▸ **Instructions to follow**:
Rewrite these items, switching "waveform-trace" to "signal-trace" wherever it occurs and leaving everything else unchanged.

▸ **Saved data entries**:
● ● ● ● ● ● ●

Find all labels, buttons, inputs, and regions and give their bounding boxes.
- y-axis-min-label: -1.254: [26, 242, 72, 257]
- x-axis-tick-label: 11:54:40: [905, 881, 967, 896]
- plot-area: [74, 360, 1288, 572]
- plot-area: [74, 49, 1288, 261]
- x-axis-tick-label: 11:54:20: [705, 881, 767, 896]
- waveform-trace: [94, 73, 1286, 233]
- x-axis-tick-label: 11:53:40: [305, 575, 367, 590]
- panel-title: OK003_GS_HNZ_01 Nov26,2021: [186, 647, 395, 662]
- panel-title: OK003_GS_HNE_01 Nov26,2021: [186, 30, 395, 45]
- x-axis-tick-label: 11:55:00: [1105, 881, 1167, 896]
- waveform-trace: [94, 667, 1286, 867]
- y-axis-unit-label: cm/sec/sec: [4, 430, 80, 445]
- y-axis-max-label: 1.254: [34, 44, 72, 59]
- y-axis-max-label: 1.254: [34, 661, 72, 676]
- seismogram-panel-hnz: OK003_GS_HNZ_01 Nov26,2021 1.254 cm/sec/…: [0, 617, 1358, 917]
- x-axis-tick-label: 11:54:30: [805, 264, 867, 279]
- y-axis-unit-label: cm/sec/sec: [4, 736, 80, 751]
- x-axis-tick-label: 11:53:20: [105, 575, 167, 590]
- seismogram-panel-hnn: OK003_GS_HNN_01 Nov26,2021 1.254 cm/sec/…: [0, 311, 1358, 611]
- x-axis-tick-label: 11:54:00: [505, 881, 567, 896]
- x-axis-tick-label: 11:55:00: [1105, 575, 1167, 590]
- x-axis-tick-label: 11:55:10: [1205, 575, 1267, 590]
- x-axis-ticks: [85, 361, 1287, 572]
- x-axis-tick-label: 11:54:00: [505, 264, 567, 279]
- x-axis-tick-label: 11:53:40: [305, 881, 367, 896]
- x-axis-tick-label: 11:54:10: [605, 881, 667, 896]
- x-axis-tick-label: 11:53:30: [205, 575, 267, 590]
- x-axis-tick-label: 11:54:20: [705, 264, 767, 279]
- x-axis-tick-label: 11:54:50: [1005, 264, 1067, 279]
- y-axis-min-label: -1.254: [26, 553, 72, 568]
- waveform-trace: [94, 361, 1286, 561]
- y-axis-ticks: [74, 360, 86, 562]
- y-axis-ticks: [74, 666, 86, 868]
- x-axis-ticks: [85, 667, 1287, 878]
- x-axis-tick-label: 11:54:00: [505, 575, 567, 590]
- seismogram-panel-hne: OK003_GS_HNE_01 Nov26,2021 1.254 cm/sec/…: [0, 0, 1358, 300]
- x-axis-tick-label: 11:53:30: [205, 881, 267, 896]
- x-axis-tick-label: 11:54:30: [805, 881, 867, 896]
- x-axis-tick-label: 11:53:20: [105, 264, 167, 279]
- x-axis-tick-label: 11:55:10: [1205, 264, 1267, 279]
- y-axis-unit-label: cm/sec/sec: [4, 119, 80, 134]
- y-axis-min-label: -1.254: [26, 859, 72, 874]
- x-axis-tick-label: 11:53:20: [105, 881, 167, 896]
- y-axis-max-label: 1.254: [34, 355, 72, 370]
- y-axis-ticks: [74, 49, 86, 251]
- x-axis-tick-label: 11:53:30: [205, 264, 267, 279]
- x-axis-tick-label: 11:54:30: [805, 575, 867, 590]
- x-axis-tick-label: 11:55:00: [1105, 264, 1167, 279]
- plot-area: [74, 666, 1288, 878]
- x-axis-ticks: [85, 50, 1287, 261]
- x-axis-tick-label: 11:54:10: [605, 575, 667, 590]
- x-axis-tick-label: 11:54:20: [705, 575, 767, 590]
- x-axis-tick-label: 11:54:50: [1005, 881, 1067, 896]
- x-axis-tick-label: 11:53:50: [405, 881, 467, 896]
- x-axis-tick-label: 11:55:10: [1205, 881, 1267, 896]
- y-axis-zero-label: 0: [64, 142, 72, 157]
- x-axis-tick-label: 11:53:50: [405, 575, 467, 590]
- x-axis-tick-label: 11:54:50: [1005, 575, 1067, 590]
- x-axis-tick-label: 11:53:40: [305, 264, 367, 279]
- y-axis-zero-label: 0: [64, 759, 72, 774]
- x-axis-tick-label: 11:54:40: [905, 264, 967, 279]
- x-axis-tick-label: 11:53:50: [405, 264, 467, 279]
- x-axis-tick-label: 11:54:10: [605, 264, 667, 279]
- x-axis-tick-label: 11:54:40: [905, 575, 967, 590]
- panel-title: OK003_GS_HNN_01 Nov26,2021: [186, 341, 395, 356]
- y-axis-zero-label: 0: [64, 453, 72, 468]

● ● ● ● ● ● ●

▸ **Task response**:
Find all labels, buttons, inputs, and regions and give their bounding boxes.
- y-axis-min-label: -1.254: [26, 242, 72, 257]
- x-axis-tick-label: 11:54:40: [905, 881, 967, 896]
- plot-area: [74, 360, 1288, 572]
- plot-area: [74, 49, 1288, 261]
- x-axis-tick-label: 11:54:20: [705, 881, 767, 896]
- signal-trace: [94, 73, 1286, 233]
- x-axis-tick-label: 11:53:40: [305, 575, 367, 590]
- panel-title: OK003_GS_HNZ_01 Nov26,2021: [186, 647, 395, 662]
- panel-title: OK003_GS_HNE_01 Nov26,2021: [186, 30, 395, 45]
- x-axis-tick-label: 11:55:00: [1105, 881, 1167, 896]
- signal-trace: [94, 667, 1286, 867]
- y-axis-unit-label: cm/sec/sec: [4, 430, 80, 445]
- y-axis-max-label: 1.254: [34, 44, 72, 59]
- y-axis-max-label: 1.254: [34, 661, 72, 676]
- seismogram-panel-hnz: OK003_GS_HNZ_01 Nov26,2021 1.254 cm/sec/…: [0, 617, 1358, 917]
- x-axis-tick-label: 11:54:30: [805, 264, 867, 279]
- y-axis-unit-label: cm/sec/sec: [4, 736, 80, 751]
- x-axis-tick-label: 11:53:20: [105, 575, 167, 590]
- seismogram-panel-hnn: OK003_GS_HNN_01 Nov26,2021 1.254 cm/sec/…: [0, 311, 1358, 611]
- x-axis-tick-label: 11:54:00: [505, 881, 567, 896]
- x-axis-tick-label: 11:55:00: [1105, 575, 1167, 590]
- x-axis-tick-label: 11:55:10: [1205, 575, 1267, 590]
- x-axis-ticks: [85, 361, 1287, 572]
- x-axis-tick-label: 11:54:00: [505, 264, 567, 279]
- x-axis-tick-label: 11:53:40: [305, 881, 367, 896]
- x-axis-tick-label: 11:54:10: [605, 881, 667, 896]
- x-axis-tick-label: 11:53:30: [205, 575, 267, 590]
- x-axis-tick-label: 11:54:20: [705, 264, 767, 279]
- x-axis-tick-label: 11:54:50: [1005, 264, 1067, 279]
- y-axis-min-label: -1.254: [26, 553, 72, 568]
- signal-trace: [94, 361, 1286, 561]
- y-axis-ticks: [74, 360, 86, 562]
- y-axis-ticks: [74, 666, 86, 868]
- x-axis-ticks: [85, 667, 1287, 878]
- x-axis-tick-label: 11:54:00: [505, 575, 567, 590]
- seismogram-panel-hne: OK003_GS_HNE_01 Nov26,2021 1.254 cm/sec/…: [0, 0, 1358, 300]
- x-axis-tick-label: 11:53:30: [205, 881, 267, 896]
- x-axis-tick-label: 11:54:30: [805, 881, 867, 896]
- x-axis-tick-label: 11:53:20: [105, 264, 167, 279]
- x-axis-tick-label: 11:55:10: [1205, 264, 1267, 279]
- y-axis-unit-label: cm/sec/sec: [4, 119, 80, 134]
- y-axis-min-label: -1.254: [26, 859, 72, 874]
- x-axis-tick-label: 11:53:20: [105, 881, 167, 896]
- y-axis-max-label: 1.254: [34, 355, 72, 370]
- y-axis-ticks: [74, 49, 86, 251]
- x-axis-tick-label: 11:53:30: [205, 264, 267, 279]
- x-axis-tick-label: 11:54:30: [805, 575, 867, 590]
- x-axis-tick-label: 11:55:00: [1105, 264, 1167, 279]
- plot-area: [74, 666, 1288, 878]
- x-axis-ticks: [85, 50, 1287, 261]
- x-axis-tick-label: 11:54:10: [605, 575, 667, 590]
- x-axis-tick-label: 11:54:20: [705, 575, 767, 590]
- x-axis-tick-label: 11:54:50: [1005, 881, 1067, 896]
- x-axis-tick-label: 11:53:50: [405, 881, 467, 896]
- x-axis-tick-label: 11:55:10: [1205, 881, 1267, 896]
- y-axis-zero-label: 0: [64, 142, 72, 157]
- x-axis-tick-label: 11:53:50: [405, 575, 467, 590]
- x-axis-tick-label: 11:54:50: [1005, 575, 1067, 590]
- x-axis-tick-label: 11:53:40: [305, 264, 367, 279]
- y-axis-zero-label: 0: [64, 759, 72, 774]
- x-axis-tick-label: 11:54:40: [905, 264, 967, 279]
- x-axis-tick-label: 11:53:50: [405, 264, 467, 279]
- x-axis-tick-label: 11:54:10: [605, 264, 667, 279]
- x-axis-tick-label: 11:54:40: [905, 575, 967, 590]
- panel-title: OK003_GS_HNN_01 Nov26,2021: [186, 341, 395, 356]
- y-axis-zero-label: 0: [64, 453, 72, 468]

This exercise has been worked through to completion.